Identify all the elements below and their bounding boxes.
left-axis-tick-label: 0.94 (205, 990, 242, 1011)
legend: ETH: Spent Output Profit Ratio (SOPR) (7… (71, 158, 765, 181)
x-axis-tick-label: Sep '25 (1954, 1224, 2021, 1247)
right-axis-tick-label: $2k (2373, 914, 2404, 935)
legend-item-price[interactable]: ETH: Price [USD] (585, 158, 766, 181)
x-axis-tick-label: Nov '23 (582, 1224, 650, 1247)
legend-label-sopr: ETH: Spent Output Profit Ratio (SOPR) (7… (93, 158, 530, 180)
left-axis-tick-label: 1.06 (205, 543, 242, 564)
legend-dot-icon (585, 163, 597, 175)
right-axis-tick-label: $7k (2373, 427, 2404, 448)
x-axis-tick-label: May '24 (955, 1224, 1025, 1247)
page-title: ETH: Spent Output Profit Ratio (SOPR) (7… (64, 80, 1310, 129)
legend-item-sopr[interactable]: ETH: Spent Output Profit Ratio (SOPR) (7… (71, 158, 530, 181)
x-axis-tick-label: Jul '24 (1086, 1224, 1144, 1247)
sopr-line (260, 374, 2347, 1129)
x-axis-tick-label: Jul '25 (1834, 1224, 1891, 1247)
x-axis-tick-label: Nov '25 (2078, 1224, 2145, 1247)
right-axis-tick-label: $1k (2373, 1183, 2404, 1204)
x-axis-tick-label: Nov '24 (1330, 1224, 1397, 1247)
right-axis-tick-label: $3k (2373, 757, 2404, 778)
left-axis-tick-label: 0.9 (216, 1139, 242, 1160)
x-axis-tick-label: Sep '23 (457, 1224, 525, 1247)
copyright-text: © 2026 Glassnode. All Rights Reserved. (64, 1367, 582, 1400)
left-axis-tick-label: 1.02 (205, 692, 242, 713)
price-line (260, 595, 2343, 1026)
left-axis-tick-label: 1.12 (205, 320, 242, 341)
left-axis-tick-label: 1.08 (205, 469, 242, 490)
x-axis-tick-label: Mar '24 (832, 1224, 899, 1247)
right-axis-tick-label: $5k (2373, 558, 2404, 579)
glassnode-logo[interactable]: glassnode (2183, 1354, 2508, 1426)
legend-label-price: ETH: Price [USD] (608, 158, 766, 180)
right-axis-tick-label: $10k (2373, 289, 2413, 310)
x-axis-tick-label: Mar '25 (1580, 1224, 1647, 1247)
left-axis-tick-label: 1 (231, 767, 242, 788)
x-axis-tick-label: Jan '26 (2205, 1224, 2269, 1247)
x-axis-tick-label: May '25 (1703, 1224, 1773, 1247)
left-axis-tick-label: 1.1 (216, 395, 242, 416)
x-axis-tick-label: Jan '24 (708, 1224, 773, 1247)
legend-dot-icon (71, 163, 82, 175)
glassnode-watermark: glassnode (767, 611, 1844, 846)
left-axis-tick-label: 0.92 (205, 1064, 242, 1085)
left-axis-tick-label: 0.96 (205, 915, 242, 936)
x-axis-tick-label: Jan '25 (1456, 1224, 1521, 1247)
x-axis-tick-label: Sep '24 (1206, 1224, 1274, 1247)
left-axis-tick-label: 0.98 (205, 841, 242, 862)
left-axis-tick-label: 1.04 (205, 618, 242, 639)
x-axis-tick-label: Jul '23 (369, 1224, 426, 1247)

■ ■ ■

## PROBLEM TO SOLVE
Could you copy every line of the records above back out verbatim, changing nothing?

## TASK RESULT
Identify all the elements below and their bounding boxes.
left-axis-tick-label: 0.94 (205, 990, 242, 1011)
legend: ETH: Spent Output Profit Ratio (SOPR) (7… (71, 158, 765, 181)
x-axis-tick-label: Sep '25 (1954, 1224, 2021, 1247)
right-axis-tick-label: $2k (2373, 914, 2404, 935)
legend-item-price[interactable]: ETH: Price [USD] (585, 158, 766, 181)
x-axis-tick-label: Nov '23 (582, 1224, 650, 1247)
legend-label-sopr: ETH: Spent Output Profit Ratio (SOPR) (7… (93, 158, 530, 180)
left-axis-tick-label: 1.06 (205, 543, 242, 564)
legend-dot-icon (585, 163, 597, 175)
right-axis-tick-label: $7k (2373, 427, 2404, 448)
x-axis-tick-label: May '24 (955, 1224, 1025, 1247)
page-title: ETH: Spent Output Profit Ratio (SOPR) (7… (64, 80, 1310, 129)
legend-item-sopr[interactable]: ETH: Spent Output Profit Ratio (SOPR) (7… (71, 158, 530, 181)
x-axis-tick-label: Jul '24 (1086, 1224, 1144, 1247)
sopr-line (260, 374, 2347, 1129)
x-axis-tick-label: Jul '25 (1834, 1224, 1891, 1247)
x-axis-tick-label: Nov '25 (2078, 1224, 2145, 1247)
right-axis-tick-label: $1k (2373, 1183, 2404, 1204)
x-axis-tick-label: Nov '24 (1330, 1224, 1397, 1247)
right-axis-tick-label: $3k (2373, 757, 2404, 778)
left-axis-tick-label: 0.9 (216, 1139, 242, 1160)
x-axis-tick-label: Sep '23 (457, 1224, 525, 1247)
copyright-text: © 2026 Glassnode. All Rights Reserved. (64, 1367, 582, 1400)
left-axis-tick-label: 1.02 (205, 692, 242, 713)
price-line (260, 595, 2343, 1026)
left-axis-tick-label: 1.12 (205, 320, 242, 341)
left-axis-tick-label: 1.08 (205, 469, 242, 490)
x-axis-tick-label: Mar '24 (832, 1224, 899, 1247)
right-axis-tick-label: $5k (2373, 558, 2404, 579)
glassnode-logo[interactable]: glassnode (2183, 1354, 2508, 1426)
legend-label-price: ETH: Price [USD] (608, 158, 766, 180)
right-axis-tick-label: $10k (2373, 289, 2413, 310)
x-axis-tick-label: Mar '25 (1580, 1224, 1647, 1247)
left-axis-tick-label: 1 (231, 767, 242, 788)
x-axis-tick-label: Jan '26 (2205, 1224, 2269, 1247)
x-axis-tick-label: May '25 (1703, 1224, 1773, 1247)
left-axis-tick-label: 1.1 (216, 395, 242, 416)
x-axis-tick-label: Jan '24 (708, 1224, 773, 1247)
legend-dot-icon (71, 163, 82, 175)
glassnode-watermark: glassnode (767, 611, 1844, 846)
left-axis-tick-label: 0.92 (205, 1064, 242, 1085)
left-axis-tick-label: 0.96 (205, 915, 242, 936)
x-axis-tick-label: Jan '25 (1456, 1224, 1521, 1247)
x-axis-tick-label: Sep '24 (1206, 1224, 1274, 1247)
left-axis-tick-label: 0.98 (205, 841, 242, 862)
left-axis-tick-label: 1.04 (205, 618, 242, 639)
x-axis-tick-label: Jul '23 (369, 1224, 426, 1247)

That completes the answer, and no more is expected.